--- Study material Enclosed Below ---

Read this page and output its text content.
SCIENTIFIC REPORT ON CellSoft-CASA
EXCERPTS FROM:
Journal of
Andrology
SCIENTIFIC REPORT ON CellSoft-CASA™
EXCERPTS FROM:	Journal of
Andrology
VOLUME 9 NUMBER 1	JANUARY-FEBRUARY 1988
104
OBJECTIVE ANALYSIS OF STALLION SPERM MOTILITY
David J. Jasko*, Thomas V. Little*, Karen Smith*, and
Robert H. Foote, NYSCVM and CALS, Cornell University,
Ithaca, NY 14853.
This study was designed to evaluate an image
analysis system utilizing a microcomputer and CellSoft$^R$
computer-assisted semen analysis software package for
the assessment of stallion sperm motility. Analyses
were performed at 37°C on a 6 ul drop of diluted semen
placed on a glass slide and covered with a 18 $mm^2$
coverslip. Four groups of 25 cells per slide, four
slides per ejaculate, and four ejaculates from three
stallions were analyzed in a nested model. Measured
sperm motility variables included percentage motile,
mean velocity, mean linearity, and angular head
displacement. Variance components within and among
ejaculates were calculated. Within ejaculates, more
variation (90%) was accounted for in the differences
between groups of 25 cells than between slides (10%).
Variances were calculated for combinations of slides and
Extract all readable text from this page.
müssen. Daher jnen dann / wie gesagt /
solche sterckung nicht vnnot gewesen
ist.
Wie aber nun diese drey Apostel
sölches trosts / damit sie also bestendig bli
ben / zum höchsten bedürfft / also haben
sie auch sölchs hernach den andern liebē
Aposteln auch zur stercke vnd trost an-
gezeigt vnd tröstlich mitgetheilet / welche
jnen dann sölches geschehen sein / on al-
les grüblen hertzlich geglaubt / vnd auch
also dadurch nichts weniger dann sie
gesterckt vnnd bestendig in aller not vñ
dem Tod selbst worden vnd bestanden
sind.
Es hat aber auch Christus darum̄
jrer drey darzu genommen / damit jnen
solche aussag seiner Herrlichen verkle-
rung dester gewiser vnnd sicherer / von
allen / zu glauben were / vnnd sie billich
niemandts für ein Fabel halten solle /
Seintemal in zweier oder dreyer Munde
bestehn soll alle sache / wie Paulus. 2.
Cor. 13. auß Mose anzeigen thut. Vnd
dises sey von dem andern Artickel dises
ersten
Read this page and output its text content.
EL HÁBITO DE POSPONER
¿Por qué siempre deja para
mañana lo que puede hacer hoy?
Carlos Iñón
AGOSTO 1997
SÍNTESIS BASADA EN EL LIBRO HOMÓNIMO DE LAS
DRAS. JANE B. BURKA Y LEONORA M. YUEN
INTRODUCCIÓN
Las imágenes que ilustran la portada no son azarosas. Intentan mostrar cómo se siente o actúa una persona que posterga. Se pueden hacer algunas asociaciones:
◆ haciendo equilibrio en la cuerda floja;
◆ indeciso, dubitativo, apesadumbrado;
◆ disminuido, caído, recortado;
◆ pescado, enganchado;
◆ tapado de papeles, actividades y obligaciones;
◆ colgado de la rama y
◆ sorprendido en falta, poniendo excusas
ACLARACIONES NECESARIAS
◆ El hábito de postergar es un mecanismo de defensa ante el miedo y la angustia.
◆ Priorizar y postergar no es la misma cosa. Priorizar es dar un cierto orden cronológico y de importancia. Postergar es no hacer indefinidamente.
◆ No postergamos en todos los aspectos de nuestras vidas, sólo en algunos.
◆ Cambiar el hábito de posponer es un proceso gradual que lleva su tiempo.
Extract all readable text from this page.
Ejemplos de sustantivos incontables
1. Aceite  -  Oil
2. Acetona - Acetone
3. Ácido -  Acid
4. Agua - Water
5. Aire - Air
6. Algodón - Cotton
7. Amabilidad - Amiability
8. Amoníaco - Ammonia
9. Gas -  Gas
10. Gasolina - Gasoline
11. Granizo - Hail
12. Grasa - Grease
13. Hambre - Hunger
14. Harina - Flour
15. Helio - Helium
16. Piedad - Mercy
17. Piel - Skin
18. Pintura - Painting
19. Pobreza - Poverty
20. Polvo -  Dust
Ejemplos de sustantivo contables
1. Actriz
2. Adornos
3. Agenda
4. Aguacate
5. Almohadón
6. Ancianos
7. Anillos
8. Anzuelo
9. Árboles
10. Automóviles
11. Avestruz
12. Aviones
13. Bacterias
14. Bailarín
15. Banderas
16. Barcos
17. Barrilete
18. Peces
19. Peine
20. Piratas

--- End of Enclosed Study material ---

Return every record, word for word.

*Expected output:*
Read this page and output its text content.
SCIENTIFIC REPORT ON CellSoft-CASA
EXCERPTS FROM:
Journal of
Andrology
SCIENTIFIC REPORT ON CellSoft-CASA™
EXCERPTS FROM:	Journal of
Andrology
VOLUME 9 NUMBER 1	JANUARY-FEBRUARY 1988
104
OBJECTIVE ANALYSIS OF STALLION SPERM MOTILITY
David J. Jasko*, Thomas V. Little*, Karen Smith*, and
Robert H. Foote, NYSCVM and CALS, Cornell University,
Ithaca, NY 14853.
This study was designed to evaluate an image
analysis system utilizing a microcomputer and CellSoft$^R$
computer-assisted semen analysis software package for
the assessment of stallion sperm motility. Analyses
were performed at 37°C on a 6 ul drop of diluted semen
placed on a glass slide and covered with a 18 $mm^2$
coverslip. Four groups of 25 cells per slide, four
slides per ejaculate, and four ejaculates from three
stallions were analyzed in a nested model. Measured
sperm motility variables included percentage motile,
mean velocity, mean linearity, and angular head
displacement. Variance components within and among
ejaculates were calculated. Within ejaculates, more
variation (90%) was accounted for in the differences
between groups of 25 cells than between slides (10%).
Variances were calculated for combinations of slides and
Extract all readable text from this page.
müssen. Daher jnen dann / wie gesagt /
solche sterckung nicht vnnot gewesen
ist.
Wie aber nun diese drey Apostel
sölches trosts / damit sie also bestendig bli
ben / zum höchsten bedürfft / also haben
sie auch sölchs hernach den andern liebē
Aposteln auch zur stercke vnd trost an-
gezeigt vnd tröstlich mitgetheilet / welche
jnen dann sölches geschehen sein / on al-
les grüblen hertzlich geglaubt / vnd auch
also dadurch nichts weniger dann sie
gesterckt vnnd bestendig in aller not vñ
dem Tod selbst worden vnd bestanden
sind.
Es hat aber auch Christus darum̄
jrer drey darzu genommen / damit jnen
solche aussag seiner Herrlichen verkle-
rung dester gewiser vnnd sicherer / von
allen / zu glauben were / vnnd sie billich
niemandts für ein Fabel halten solle /
Seintemal in zweier oder dreyer Munde
bestehn soll alle sache / wie Paulus. 2.
Cor. 13. auß Mose anzeigen thut. Vnd
dises sey von dem andern Artickel dises
ersten
Read this page and output its text content.
EL HÁBITO DE POSPONER
¿Por qué siempre deja para
mañana lo que puede hacer hoy?
Carlos Iñón
AGOSTO 1997
SÍNTESIS BASADA EN EL LIBRO HOMÓNIMO DE LAS
DRAS. JANE B. BURKA Y LEONORA M. YUEN
INTRODUCCIÓN
Las imágenes que ilustran la portada no son azarosas. Intentan mostrar cómo se siente o actúa una persona que posterga. Se pueden hacer algunas asociaciones:
◆ haciendo equilibrio en la cuerda floja;
◆ indeciso, dubitativo, apesadumbrado;
◆ disminuido, caído, recortado;
◆ pescado, enganchado;
◆ tapado de papeles, actividades y obligaciones;
◆ colgado de la rama y
◆ sorprendido en falta, poniendo excusas
ACLARACIONES NECESARIAS
◆ El hábito de postergar es un mecanismo de defensa ante el miedo y la angustia.
◆ Priorizar y postergar no es la misma cosa. Priorizar es dar un cierto orden cronológico y de importancia. Postergar es no hacer indefinidamente.
◆ No postergamos en todos los aspectos de nuestras vidas, sólo en algunos.
◆ Cambiar el hábito de posponer es un proceso gradual que lleva su tiempo.
Extract all readable text from this page.
Ejemplos de sustantivos incontables
1. Aceite  -  Oil
2. Acetona - Acetone
3. Ácido -  Acid
4. Agua - Water
5. Aire - Air
6. Algodón - Cotton
7. Amabilidad - Amiability
8. Amoníaco - Ammonia
9. Gas -  Gas
10. Gasolina - Gasoline
11. Granizo - Hail
12. Grasa - Grease
13. Hambre - Hunger
14. Harina - Flour
15. Helio - Helium
16. Piedad - Mercy
17. Piel - Skin
18. Pintura - Painting
19. Pobreza - Poverty
20. Polvo -  Dust
Ejemplos de sustantivo contables
1. Actriz
2. Adornos
3. Agenda
4. Aguacate
5. Almohadón
6. Ancianos
7. Anillos
8. Anzuelo
9. Árboles
10. Automóviles
11. Avestruz
12. Aviones
13. Bacterias
14. Bailarín
15. Banderas
16. Barcos
17. Barrilete
18. Peces
19. Peine
20. Piratas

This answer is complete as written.